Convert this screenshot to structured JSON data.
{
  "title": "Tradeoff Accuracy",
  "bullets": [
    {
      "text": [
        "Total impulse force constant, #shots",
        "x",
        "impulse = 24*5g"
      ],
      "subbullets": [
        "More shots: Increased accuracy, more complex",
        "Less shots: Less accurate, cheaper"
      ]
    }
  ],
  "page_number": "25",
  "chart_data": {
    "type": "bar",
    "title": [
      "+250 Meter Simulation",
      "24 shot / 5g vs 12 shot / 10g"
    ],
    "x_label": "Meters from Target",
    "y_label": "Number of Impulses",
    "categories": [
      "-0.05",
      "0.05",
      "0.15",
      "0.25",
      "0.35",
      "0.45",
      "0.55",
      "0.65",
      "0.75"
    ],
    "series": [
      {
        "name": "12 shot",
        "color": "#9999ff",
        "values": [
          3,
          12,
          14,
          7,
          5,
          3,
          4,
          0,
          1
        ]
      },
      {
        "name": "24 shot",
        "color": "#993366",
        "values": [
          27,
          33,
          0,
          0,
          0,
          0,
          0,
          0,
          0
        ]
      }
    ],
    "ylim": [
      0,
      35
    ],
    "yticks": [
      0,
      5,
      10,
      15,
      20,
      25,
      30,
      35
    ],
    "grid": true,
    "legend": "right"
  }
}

________________________________________

## What you should do
From the data above, work out how many lines hold "shots". Answer with the number alone.

## Written response
3